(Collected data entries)
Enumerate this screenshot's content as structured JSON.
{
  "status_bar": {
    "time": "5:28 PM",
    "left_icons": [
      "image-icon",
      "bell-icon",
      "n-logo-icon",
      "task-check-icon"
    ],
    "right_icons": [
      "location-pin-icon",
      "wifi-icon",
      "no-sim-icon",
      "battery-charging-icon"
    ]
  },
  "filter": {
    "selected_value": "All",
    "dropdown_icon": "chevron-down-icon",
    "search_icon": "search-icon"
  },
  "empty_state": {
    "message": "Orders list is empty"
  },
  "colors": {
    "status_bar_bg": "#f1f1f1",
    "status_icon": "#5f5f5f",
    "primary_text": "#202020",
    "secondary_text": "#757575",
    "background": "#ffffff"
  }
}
--
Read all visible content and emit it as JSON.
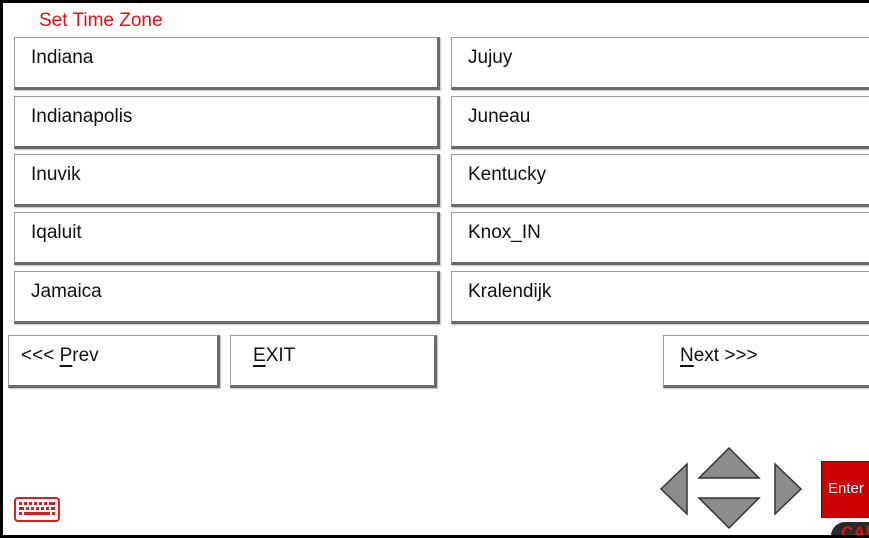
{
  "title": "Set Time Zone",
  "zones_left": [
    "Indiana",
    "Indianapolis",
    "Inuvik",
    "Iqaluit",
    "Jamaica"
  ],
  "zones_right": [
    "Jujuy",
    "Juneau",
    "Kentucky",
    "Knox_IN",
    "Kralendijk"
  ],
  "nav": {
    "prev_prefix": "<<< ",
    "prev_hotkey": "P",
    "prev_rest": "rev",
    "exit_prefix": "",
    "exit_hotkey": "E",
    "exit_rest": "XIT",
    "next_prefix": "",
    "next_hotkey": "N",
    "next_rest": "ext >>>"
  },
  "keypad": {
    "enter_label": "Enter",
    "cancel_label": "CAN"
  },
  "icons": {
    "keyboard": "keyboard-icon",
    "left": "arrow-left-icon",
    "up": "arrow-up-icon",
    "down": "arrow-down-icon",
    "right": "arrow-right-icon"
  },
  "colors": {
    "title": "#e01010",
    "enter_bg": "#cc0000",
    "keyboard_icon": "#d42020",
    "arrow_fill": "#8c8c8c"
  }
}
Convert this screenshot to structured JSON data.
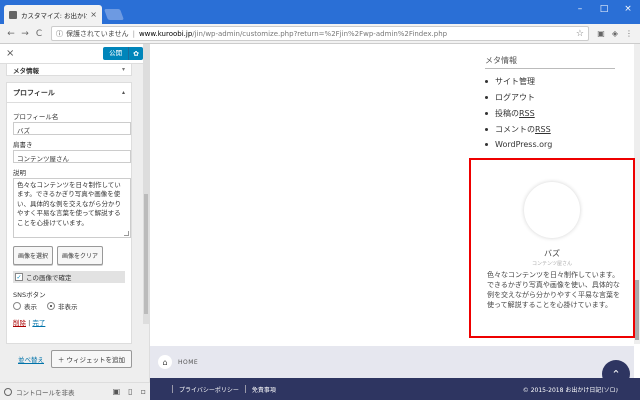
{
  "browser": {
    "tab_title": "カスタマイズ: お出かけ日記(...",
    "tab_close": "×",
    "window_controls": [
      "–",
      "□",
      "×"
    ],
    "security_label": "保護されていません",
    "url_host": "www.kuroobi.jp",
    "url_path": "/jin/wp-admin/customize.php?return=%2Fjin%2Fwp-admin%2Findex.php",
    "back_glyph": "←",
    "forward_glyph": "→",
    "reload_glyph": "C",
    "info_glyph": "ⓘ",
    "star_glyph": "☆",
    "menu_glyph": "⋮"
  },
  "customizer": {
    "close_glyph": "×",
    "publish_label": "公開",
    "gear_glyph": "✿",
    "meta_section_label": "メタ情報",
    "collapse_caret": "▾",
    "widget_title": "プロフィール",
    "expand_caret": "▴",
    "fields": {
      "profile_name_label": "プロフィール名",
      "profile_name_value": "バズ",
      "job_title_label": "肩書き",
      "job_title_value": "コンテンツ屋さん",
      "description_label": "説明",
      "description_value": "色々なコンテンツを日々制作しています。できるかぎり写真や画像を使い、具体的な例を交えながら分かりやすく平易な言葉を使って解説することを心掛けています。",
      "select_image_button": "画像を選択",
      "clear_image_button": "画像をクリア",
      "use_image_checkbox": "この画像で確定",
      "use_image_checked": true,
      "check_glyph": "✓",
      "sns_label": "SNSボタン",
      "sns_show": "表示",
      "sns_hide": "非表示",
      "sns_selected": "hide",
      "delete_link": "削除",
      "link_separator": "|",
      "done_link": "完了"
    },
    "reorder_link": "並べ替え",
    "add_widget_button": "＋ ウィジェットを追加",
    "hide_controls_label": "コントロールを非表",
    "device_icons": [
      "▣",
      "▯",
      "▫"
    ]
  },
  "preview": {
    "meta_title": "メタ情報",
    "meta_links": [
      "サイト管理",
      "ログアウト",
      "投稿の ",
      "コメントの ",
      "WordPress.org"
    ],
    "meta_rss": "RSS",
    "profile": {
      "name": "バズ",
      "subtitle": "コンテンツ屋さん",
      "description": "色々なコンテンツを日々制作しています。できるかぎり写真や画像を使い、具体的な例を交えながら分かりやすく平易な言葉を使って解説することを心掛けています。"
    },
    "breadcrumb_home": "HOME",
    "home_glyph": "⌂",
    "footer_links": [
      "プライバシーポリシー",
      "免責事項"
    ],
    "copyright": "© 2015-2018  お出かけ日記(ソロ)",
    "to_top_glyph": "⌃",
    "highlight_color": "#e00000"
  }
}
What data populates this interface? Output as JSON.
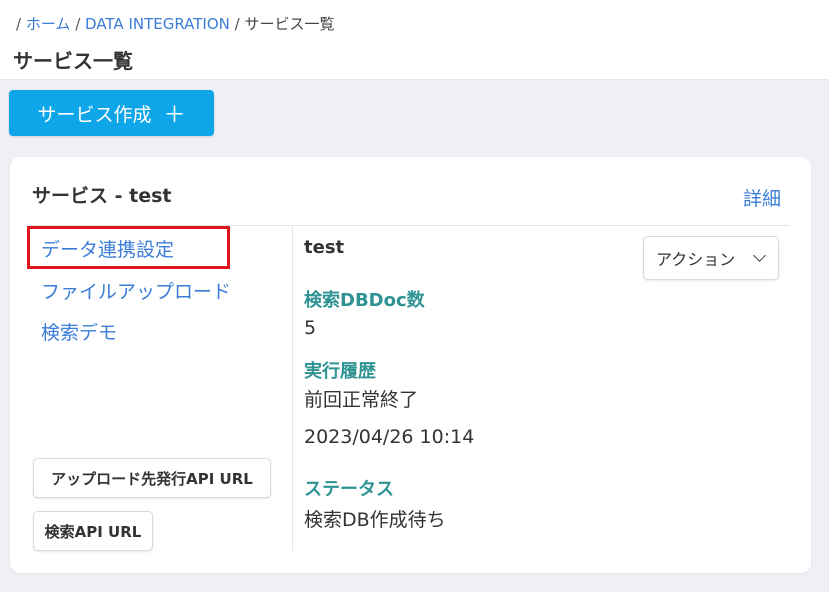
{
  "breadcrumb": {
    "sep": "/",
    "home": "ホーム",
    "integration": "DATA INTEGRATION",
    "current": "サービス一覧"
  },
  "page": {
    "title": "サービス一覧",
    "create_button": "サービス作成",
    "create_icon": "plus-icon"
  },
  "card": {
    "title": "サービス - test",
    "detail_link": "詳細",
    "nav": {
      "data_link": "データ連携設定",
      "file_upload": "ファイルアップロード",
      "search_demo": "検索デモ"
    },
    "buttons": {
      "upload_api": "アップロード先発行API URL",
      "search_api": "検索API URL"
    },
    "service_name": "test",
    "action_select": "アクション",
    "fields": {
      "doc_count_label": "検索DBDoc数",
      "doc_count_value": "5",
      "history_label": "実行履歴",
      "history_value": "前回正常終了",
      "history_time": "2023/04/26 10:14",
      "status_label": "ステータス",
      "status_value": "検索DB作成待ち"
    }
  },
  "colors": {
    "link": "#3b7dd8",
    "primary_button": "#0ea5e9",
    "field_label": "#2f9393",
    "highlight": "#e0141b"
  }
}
--
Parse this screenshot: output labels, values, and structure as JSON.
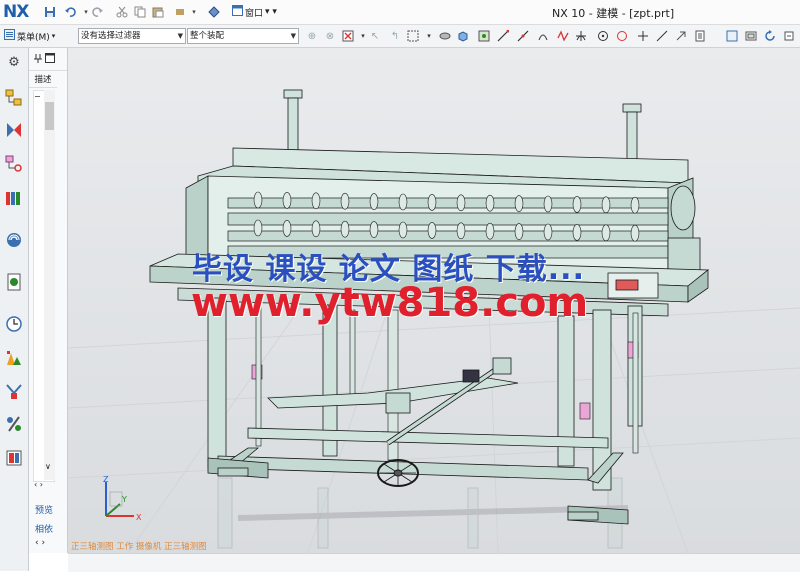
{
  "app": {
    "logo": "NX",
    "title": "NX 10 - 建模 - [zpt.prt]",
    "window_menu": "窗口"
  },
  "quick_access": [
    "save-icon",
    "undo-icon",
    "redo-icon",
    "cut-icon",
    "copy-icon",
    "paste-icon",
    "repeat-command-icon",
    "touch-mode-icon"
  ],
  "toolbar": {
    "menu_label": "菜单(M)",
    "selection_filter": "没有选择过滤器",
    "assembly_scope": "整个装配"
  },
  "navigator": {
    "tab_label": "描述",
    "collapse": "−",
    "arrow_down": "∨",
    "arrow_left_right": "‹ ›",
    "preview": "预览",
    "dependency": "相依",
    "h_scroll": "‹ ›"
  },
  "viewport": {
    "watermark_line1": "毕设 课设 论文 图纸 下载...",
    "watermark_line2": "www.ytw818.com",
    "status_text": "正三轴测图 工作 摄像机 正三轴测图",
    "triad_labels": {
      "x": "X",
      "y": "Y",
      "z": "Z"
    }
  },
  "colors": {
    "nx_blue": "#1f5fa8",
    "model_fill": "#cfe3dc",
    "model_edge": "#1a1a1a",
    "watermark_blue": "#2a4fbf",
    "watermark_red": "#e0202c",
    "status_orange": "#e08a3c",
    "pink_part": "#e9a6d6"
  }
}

Written task
Copy down every line of the material above that includes the string "具体的な例を交えながら分かりやすく平易な言葉を使って解説することを心掛けています".

Result
      "description_value": "色々なコンテンツを日々制作しています。できるかぎり写真や画像を使い、具体的な例を交えながら分かりやすく平易な言葉を使って解説することを心掛けています。",
      "description": "色々なコンテンツを日々制作しています。できるかぎり写真や画像を使い、具体的な例を交えながら分かりやすく平易な言葉を使って解説することを心掛けています。"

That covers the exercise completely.